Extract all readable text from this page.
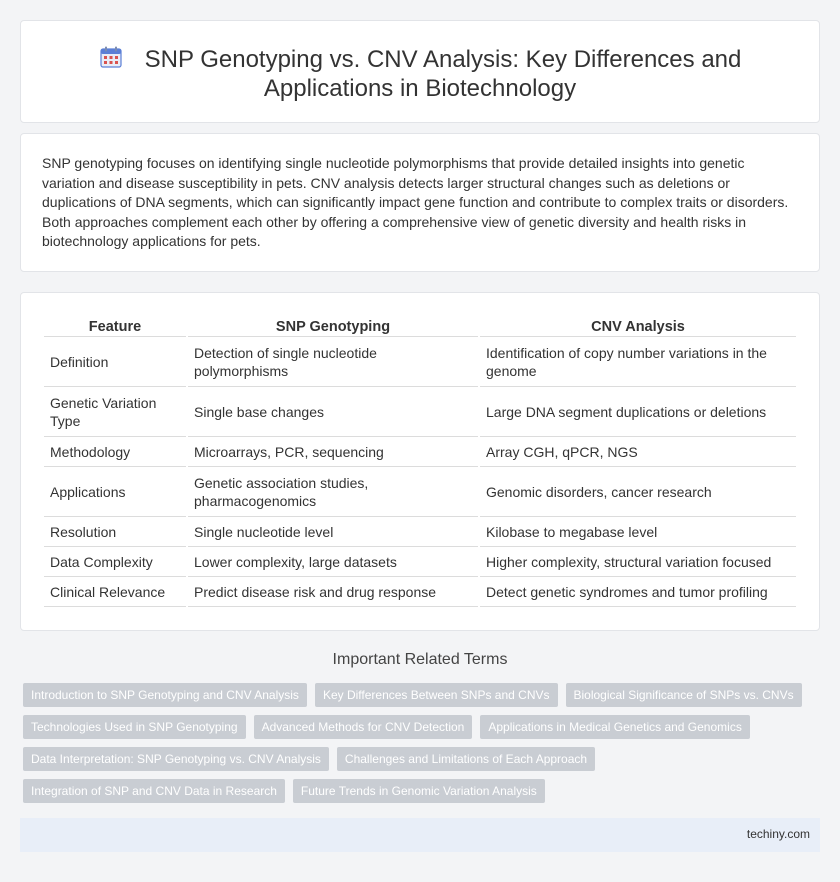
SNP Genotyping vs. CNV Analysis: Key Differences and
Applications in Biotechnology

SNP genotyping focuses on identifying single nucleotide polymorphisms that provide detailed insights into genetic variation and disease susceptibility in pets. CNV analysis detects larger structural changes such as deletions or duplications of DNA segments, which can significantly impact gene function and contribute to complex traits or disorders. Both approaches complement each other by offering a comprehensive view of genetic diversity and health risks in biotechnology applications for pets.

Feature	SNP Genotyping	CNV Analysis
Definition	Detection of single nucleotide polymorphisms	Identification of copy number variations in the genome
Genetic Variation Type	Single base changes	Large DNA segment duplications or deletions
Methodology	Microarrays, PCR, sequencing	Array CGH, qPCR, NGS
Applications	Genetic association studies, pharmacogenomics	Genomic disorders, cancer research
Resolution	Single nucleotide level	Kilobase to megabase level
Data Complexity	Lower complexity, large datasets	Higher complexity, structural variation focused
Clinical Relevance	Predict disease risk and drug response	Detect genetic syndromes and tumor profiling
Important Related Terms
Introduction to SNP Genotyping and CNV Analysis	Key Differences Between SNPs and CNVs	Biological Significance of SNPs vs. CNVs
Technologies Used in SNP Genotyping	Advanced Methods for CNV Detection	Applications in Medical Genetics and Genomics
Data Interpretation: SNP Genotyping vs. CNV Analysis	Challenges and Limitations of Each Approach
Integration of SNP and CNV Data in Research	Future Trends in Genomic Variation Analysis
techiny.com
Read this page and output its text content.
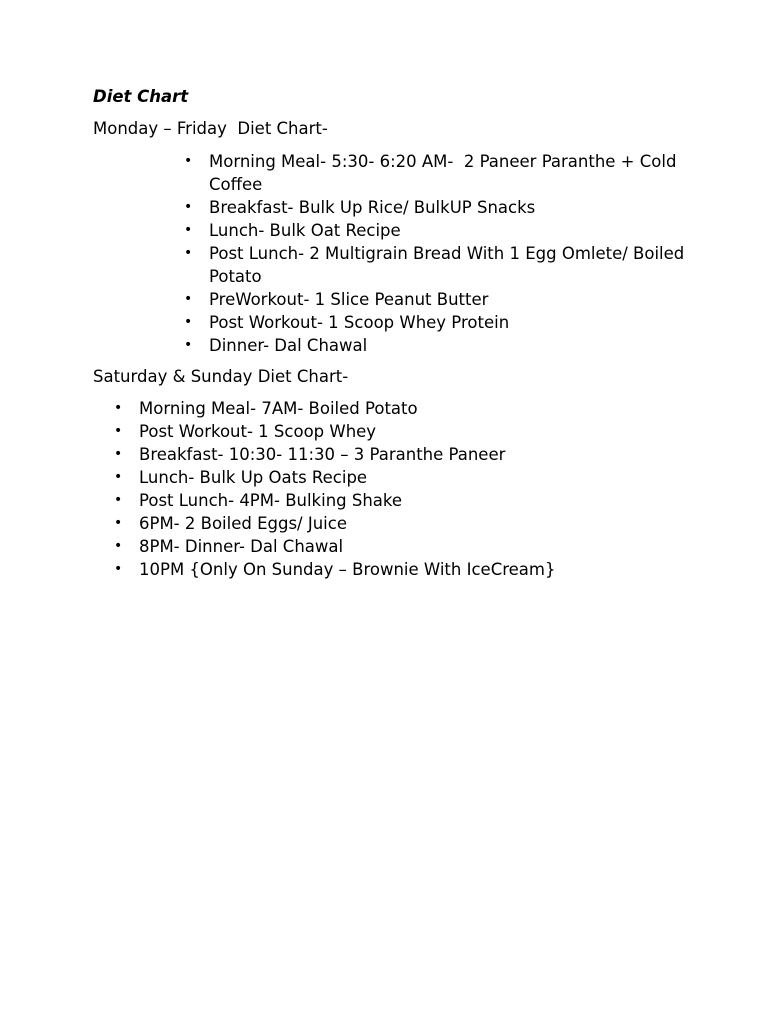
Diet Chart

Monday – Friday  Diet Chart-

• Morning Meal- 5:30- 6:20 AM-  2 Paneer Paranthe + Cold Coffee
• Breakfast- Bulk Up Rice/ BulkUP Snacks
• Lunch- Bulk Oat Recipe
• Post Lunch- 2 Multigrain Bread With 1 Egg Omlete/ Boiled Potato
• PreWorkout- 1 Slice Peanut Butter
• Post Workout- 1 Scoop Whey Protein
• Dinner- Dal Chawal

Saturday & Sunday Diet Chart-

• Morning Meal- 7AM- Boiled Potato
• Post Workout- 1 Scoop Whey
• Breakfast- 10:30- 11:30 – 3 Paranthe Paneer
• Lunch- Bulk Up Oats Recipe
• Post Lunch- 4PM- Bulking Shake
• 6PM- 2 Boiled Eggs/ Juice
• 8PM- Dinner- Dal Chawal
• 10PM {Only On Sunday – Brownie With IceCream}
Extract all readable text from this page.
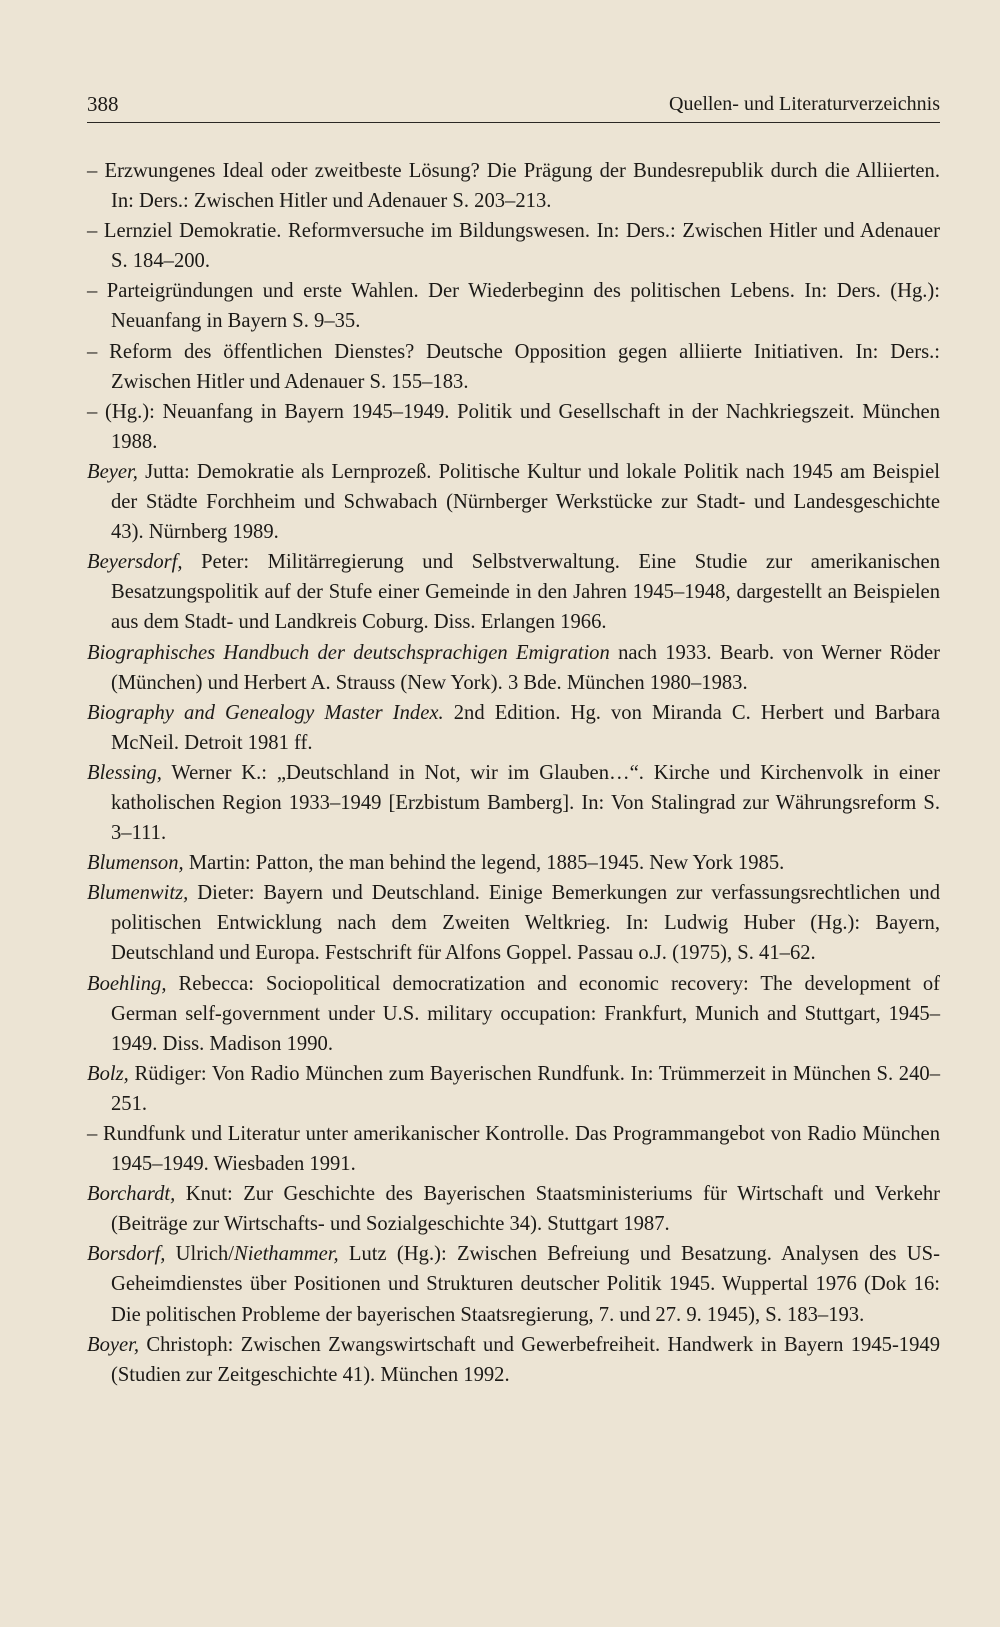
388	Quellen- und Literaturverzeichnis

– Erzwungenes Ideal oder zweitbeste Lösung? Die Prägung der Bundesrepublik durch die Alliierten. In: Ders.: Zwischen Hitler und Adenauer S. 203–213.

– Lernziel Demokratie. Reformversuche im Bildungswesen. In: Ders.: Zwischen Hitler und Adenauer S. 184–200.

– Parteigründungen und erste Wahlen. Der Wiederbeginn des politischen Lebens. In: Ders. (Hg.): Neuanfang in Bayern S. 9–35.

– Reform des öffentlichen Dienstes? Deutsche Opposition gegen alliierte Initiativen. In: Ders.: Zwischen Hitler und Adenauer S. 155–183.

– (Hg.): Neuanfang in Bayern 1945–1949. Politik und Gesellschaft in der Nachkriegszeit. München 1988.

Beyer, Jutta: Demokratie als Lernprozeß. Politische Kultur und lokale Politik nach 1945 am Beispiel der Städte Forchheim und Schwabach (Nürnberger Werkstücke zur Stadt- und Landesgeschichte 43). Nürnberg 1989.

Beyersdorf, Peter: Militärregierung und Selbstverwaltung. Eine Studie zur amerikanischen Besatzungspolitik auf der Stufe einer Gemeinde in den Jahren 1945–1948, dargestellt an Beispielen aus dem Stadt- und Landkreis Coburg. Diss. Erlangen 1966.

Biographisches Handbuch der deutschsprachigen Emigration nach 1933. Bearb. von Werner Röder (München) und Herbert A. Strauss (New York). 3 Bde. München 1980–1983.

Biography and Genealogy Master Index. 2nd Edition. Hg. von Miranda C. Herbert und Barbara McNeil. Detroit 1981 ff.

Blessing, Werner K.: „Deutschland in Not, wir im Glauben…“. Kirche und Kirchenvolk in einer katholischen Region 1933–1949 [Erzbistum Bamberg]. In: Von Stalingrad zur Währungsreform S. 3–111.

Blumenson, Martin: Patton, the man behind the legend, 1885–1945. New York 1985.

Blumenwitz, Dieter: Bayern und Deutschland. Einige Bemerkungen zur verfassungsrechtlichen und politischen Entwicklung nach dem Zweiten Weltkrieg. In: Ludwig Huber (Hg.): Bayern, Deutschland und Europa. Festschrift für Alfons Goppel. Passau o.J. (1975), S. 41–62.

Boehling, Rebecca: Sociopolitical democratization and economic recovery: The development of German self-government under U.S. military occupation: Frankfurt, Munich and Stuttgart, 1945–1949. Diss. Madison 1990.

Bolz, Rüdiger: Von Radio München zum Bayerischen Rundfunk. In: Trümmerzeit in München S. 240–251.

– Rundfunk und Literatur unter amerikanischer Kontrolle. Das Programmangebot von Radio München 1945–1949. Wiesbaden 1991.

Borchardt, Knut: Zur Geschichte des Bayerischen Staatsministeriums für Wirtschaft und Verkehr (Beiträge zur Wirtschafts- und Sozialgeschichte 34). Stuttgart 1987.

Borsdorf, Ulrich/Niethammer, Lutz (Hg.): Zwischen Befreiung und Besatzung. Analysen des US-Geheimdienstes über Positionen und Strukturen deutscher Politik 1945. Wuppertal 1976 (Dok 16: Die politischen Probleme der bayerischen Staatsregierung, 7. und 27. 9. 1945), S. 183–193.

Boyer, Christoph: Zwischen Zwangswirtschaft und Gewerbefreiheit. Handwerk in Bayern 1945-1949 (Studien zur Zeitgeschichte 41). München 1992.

====

Problem details
Give only the number of lines in the entries above that contain the string "Chawal".

Answer to the exercise
2